Exercise task
Reproduce the listing exactly, with no pictures in your copy.

--- begin ---

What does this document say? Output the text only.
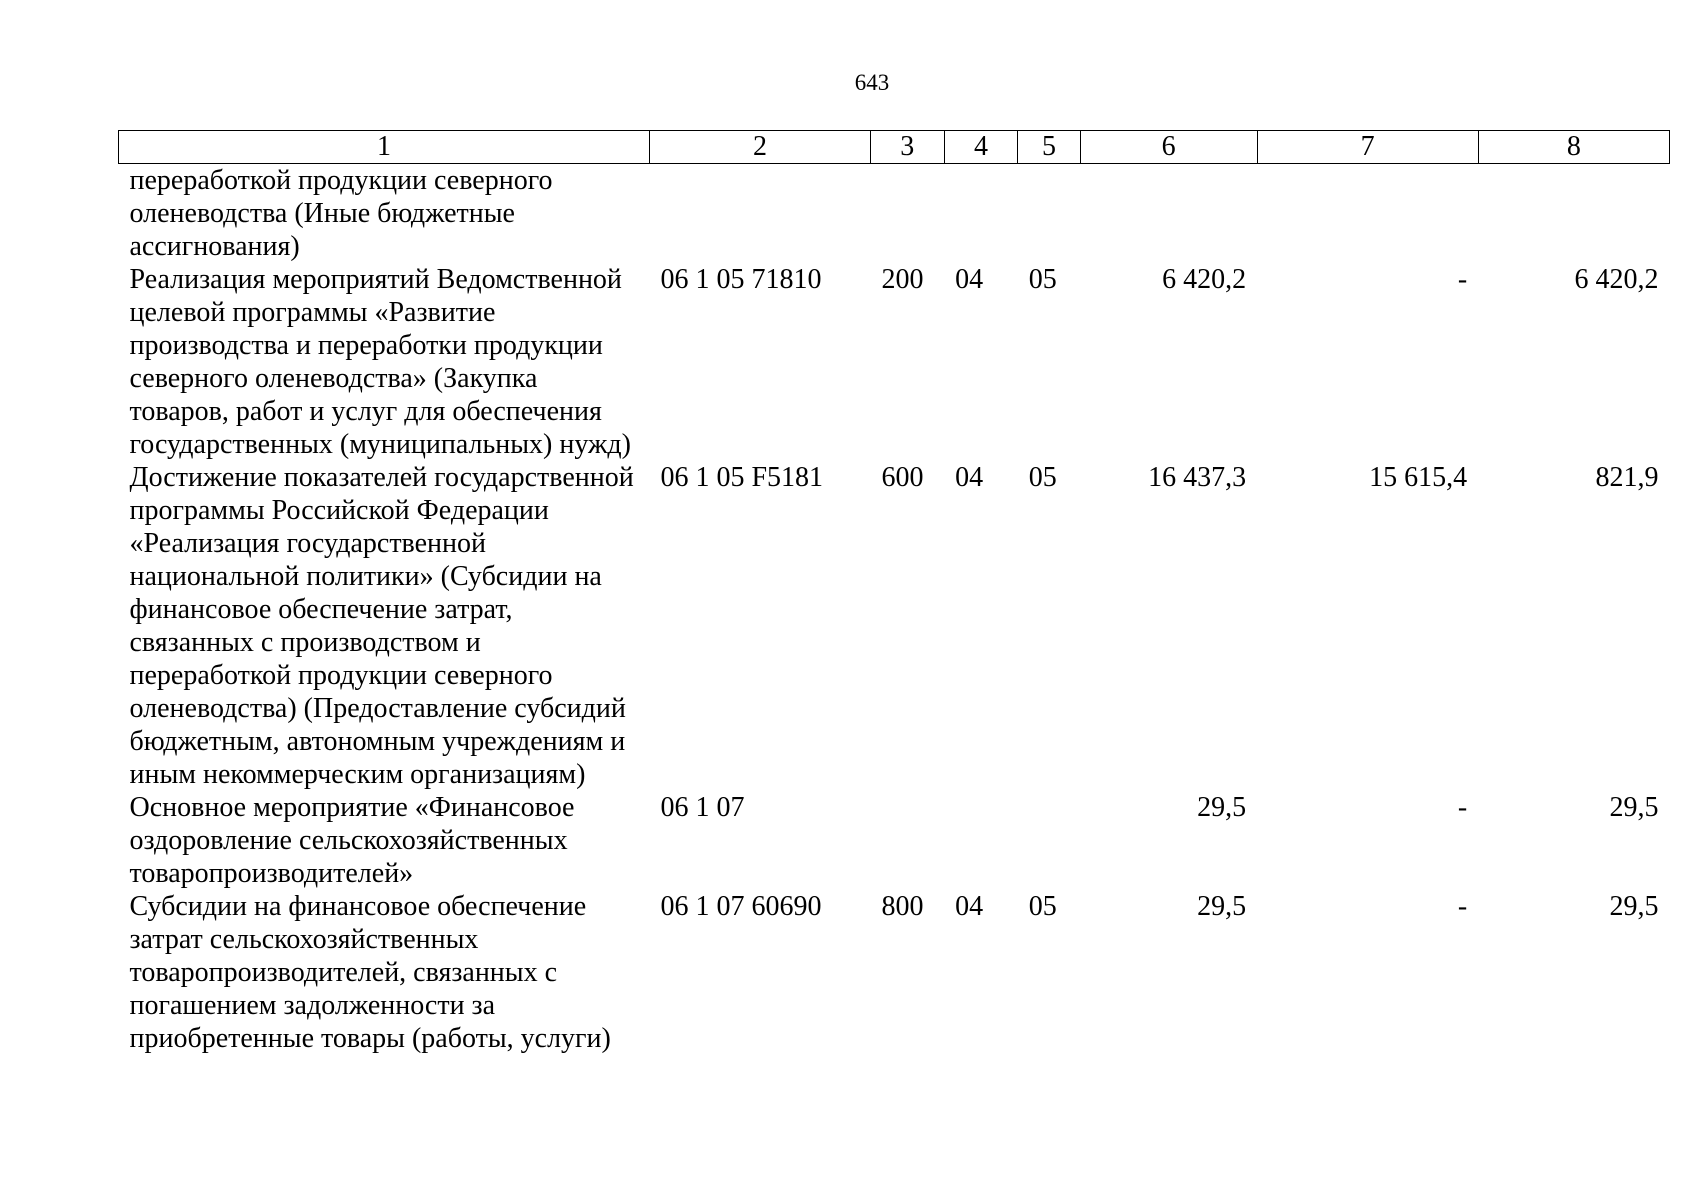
643
1	2	3	4	5	6	7	8
переработкой продукции северного оленеводства (Иные бюджетные ассигнования)							
Реализация мероприятий Ведомственной целевой программы «Развитие производства и переработки продукции северного оленеводства» (Закупка товаров, работ и услуг для обеспечения государственных (муниципальных) нужд)	06 1 05 71810	200	04	05	6 420,2	-	6 420,2
Достижение показателей государственной программы Российской Федерации «Реализация государственной национальной политики» (Субсидии на финансовое обеспечение затрат, связанных с производством и переработкой продукции северного оленеводства) (Предоставление субсидий бюджетным, автономным учреждениям и иным некоммерческим организациям)	06 1 05 F5181	600	04	05	16 437,3	15 615,4	821,9
Основное мероприятие «Финансовое оздоровление сельскохозяйственных товаропроизводителей»	06 1 07				29,5	-	29,5
Субсидии на финансовое обеспечение затрат сельскохозяйственных товаропроизводителей, связанных с погашением задолженности за приобретенные товары (работы, услуги)	06 1 07 60690	800	04	05	29,5	-	29,5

--- end ---

Result of the exercise
What does this document say? Output the text only.
643
1	2	3	4	5	6	7	8
переработкой продукции северного оленеводства (Иные бюджетные ассигнования)							
Реализация мероприятий Ведомственной целевой программы «Развитие производства и переработки продукции северного оленеводства» (Закупка товаров, работ и услуг для обеспечения государственных (муниципальных) нужд)	06 1 05 71810	200	04	05	6 420,2	-	6 420,2
Достижение показателей государственной программы Российской Федерации «Реализация государственной национальной политики» (Субсидии на финансовое обеспечение затрат, связанных с производством и переработкой продукции северного оленеводства) (Предоставление субсидий бюджетным, автономным учреждениям и иным некоммерческим организациям)	06 1 05 F5181	600	04	05	16 437,3	15 615,4	821,9
Основное мероприятие «Финансовое оздоровление сельскохозяйственных товаропроизводителей»	06 1 07				29,5	-	29,5
Субсидии на финансовое обеспечение затрат сельскохозяйственных товаропроизводителей, связанных с погашением задолженности за приобретенные товары (работы, услуги)	06 1 07 60690	800	04	05	29,5	-	29,5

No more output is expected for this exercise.